Records shown -
__________________________________________________
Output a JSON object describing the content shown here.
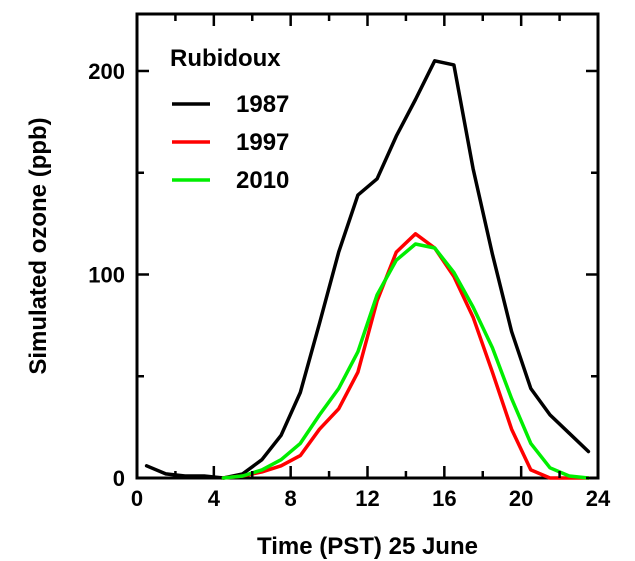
{
  "chart_data": {
    "type": "line",
    "title": "",
    "legend_title": "Rubidoux",
    "legend_position": "top-left",
    "xlabel": "Time (PST) 25 June",
    "ylabel": "Simulated ozone  (ppb)",
    "xlim": [
      0,
      24
    ],
    "ylim": [
      0,
      228
    ],
    "xticks": [
      0,
      4,
      8,
      12,
      16,
      20,
      24
    ],
    "yticks": [
      0,
      100,
      200
    ],
    "grid": false,
    "series": [
      {
        "name": "1987",
        "color": "#000000",
        "x": [
          0.5,
          1.5,
          2.5,
          3.5,
          4.5,
          5.5,
          6.5,
          7.5,
          8.5,
          9.5,
          10.5,
          11.5,
          12.5,
          13.5,
          14.5,
          15.5,
          16.5,
          17.5,
          18.5,
          19.5,
          20.5,
          21.5,
          22.5,
          23.5
        ],
        "values": [
          6,
          2,
          1,
          1,
          0,
          2,
          9,
          21,
          42,
          76,
          111,
          139,
          147,
          168,
          186,
          205,
          203,
          152,
          110,
          72,
          44,
          31,
          22,
          13
        ]
      },
      {
        "name": "1997",
        "color": "#ff0000",
        "x": [
          4.5,
          5.5,
          6.5,
          7.5,
          8.5,
          9.5,
          10.5,
          11.5,
          12.5,
          13.5,
          14.5,
          15.5,
          16.5,
          17.5,
          18.5,
          19.5,
          20.5,
          21.5,
          22.5,
          23.5
        ],
        "values": [
          0,
          1,
          3,
          6,
          11,
          24,
          34,
          52,
          87,
          111,
          120,
          113,
          99,
          79,
          52,
          24,
          4,
          0,
          0,
          0
        ]
      },
      {
        "name": "2010",
        "color": "#00ee00",
        "x": [
          4.5,
          5.5,
          6.5,
          7.5,
          8.5,
          9.5,
          10.5,
          11.5,
          12.5,
          13.5,
          14.5,
          15.5,
          16.5,
          17.5,
          18.5,
          19.5,
          20.5,
          21.5,
          22.5,
          23.5
        ],
        "values": [
          0,
          1,
          4,
          9,
          17,
          31,
          44,
          62,
          90,
          107,
          115,
          113,
          101,
          84,
          64,
          39,
          17,
          5,
          1,
          0
        ]
      }
    ]
  }
}
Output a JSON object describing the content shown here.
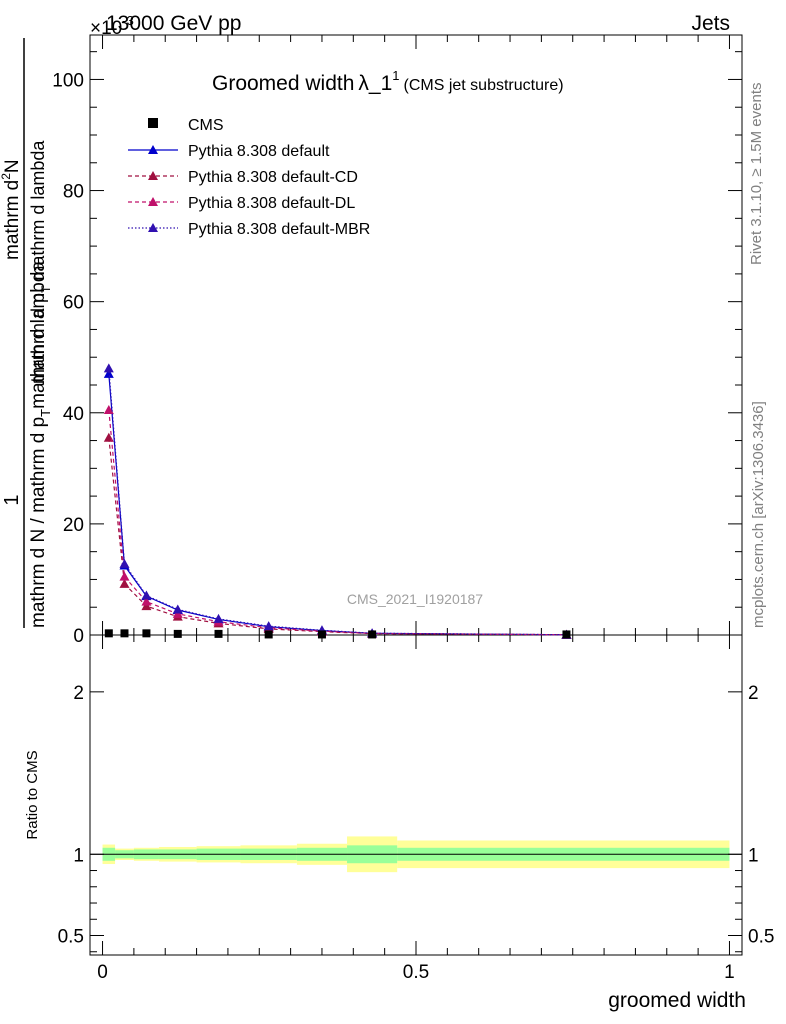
{
  "header": {
    "left_label": "13000 GeV pp",
    "right_label": "Jets",
    "exponent_label": "×10",
    "exponent_power": "-3"
  },
  "plot_title": {
    "main": "Groomed width",
    "symbol": "λ_1",
    "superscript": "1",
    "sub": "(CMS jet substructure)"
  },
  "side_labels": {
    "rivet": "Rivet 3.1.10, ≥ 1.5M events",
    "mcplots": "mcplots.cern.ch [arXiv:1306.3436]"
  },
  "watermark": "CMS_2021_I1920187",
  "y_label": {
    "numerator": "1",
    "denominator_main": "mathrm d N / mathrm d p",
    "denominator_sub": "T",
    "denominator_tail": "mathrm d lambda",
    "inner_numerator_main": "mathrm d",
    "inner_numerator_super": "2",
    "inner_numerator_tail": "N",
    "inner_denominator_main": "mathrm d p",
    "inner_denominator_sub": "T",
    "inner_denominator_tail": " mathrm d lambda"
  },
  "ratio_ylabel": "Ratio to CMS",
  "x_label": "groomed width",
  "legend": [
    {
      "label": "CMS",
      "color": "#000000",
      "style": "square"
    },
    {
      "label": "Pythia 8.308 default",
      "color": "#0000cc",
      "style": "solid"
    },
    {
      "label": "Pythia 8.308 default-CD",
      "color": "#a01040",
      "style": "dashed"
    },
    {
      "label": "Pythia 8.308 default-DL",
      "color": "#c0106a",
      "style": "dashed"
    },
    {
      "label": "Pythia 8.308 default-MBR",
      "color": "#3010b0",
      "style": "dotted"
    }
  ],
  "chart_data": {
    "type": "line",
    "xlabel": "groomed width",
    "xlim": [
      -0.02,
      1.02
    ],
    "ylim": [
      0,
      108
    ],
    "y_multiplier": "×10^-3",
    "ratio_ylim": [
      0.38,
      2.35
    ],
    "x_ticks": [
      {
        "value": 0,
        "label": "0"
      },
      {
        "value": 0.5,
        "label": "0.5"
      },
      {
        "value": 1,
        "label": "1"
      }
    ],
    "y_ticks": [
      {
        "value": 0,
        "label": "0"
      },
      {
        "value": 20,
        "label": "20"
      },
      {
        "value": 40,
        "label": "40"
      },
      {
        "value": 60,
        "label": "60"
      },
      {
        "value": 80,
        "label": "80"
      },
      {
        "value": 100,
        "label": "100"
      }
    ],
    "ratio_ticks": [
      {
        "value": 0.5,
        "label": "0.5"
      },
      {
        "value": 1,
        "label": "1"
      },
      {
        "value": 2,
        "label": "2"
      }
    ],
    "cms": {
      "x": [
        0.01,
        0.035,
        0.07,
        0.12,
        0.185,
        0.265,
        0.35,
        0.43,
        0.74
      ],
      "y": [
        0.3,
        0.3,
        0.3,
        0.2,
        0.2,
        0.1,
        0.1,
        0.1,
        0.1
      ]
    },
    "series": [
      {
        "name": "Pythia 8.308 default",
        "color": "#0000cc",
        "dash": "",
        "x": [
          0.01,
          0.035,
          0.07,
          0.12,
          0.185,
          0.265,
          0.35,
          0.43,
          0.74
        ],
        "y": [
          47,
          12.5,
          7,
          4.5,
          2.8,
          1.5,
          0.8,
          0.3,
          0.05
        ]
      },
      {
        "name": "Pythia 8.308 default-CD",
        "color": "#a01040",
        "dash": "4,3",
        "x": [
          0.01,
          0.035,
          0.07,
          0.12,
          0.185,
          0.265,
          0.35,
          0.43,
          0.74
        ],
        "y": [
          35.5,
          9.2,
          5.2,
          3.3,
          2.1,
          1.1,
          0.6,
          0.25,
          0.05
        ]
      },
      {
        "name": "Pythia 8.308 default-DL",
        "color": "#c0106a",
        "dash": "4,3",
        "x": [
          0.01,
          0.035,
          0.07,
          0.12,
          0.185,
          0.265,
          0.35,
          0.43,
          0.74
        ],
        "y": [
          40.5,
          10.5,
          6,
          3.8,
          2.4,
          1.3,
          0.7,
          0.28,
          0.05
        ]
      },
      {
        "name": "Pythia 8.308 default-MBR",
        "color": "#3010b0",
        "dash": "1.5,2",
        "x": [
          0.01,
          0.035,
          0.07,
          0.12,
          0.185,
          0.265,
          0.35,
          0.43,
          0.74
        ],
        "y": [
          48,
          12.8,
          7.1,
          4.6,
          2.9,
          1.6,
          0.85,
          0.32,
          0.05
        ]
      }
    ],
    "ratio_bands": [
      {
        "x0": 0.0,
        "x1": 0.02,
        "green": [
          0.96,
          1.04
        ],
        "yellow": [
          0.94,
          1.06
        ]
      },
      {
        "x0": 0.02,
        "x1": 0.05,
        "green": [
          0.975,
          1.025
        ],
        "yellow": [
          0.965,
          1.035
        ]
      },
      {
        "x0": 0.05,
        "x1": 0.09,
        "green": [
          0.97,
          1.03
        ],
        "yellow": [
          0.96,
          1.04
        ]
      },
      {
        "x0": 0.09,
        "x1": 0.15,
        "green": [
          0.97,
          1.03
        ],
        "yellow": [
          0.955,
          1.045
        ]
      },
      {
        "x0": 0.15,
        "x1": 0.22,
        "green": [
          0.965,
          1.035
        ],
        "yellow": [
          0.95,
          1.05
        ]
      },
      {
        "x0": 0.22,
        "x1": 0.31,
        "green": [
          0.965,
          1.035
        ],
        "yellow": [
          0.945,
          1.055
        ]
      },
      {
        "x0": 0.31,
        "x1": 0.39,
        "green": [
          0.96,
          1.04
        ],
        "yellow": [
          0.935,
          1.065
        ]
      },
      {
        "x0": 0.39,
        "x1": 0.47,
        "green": [
          0.945,
          1.055
        ],
        "yellow": [
          0.89,
          1.11
        ]
      },
      {
        "x0": 0.47,
        "x1": 1.0,
        "green": [
          0.96,
          1.04
        ],
        "yellow": [
          0.915,
          1.085
        ]
      }
    ]
  }
}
__________________________________________________
What to produce - In how many lines of the data does the string "color" appear? Give only the number.

Solution for this problem - 12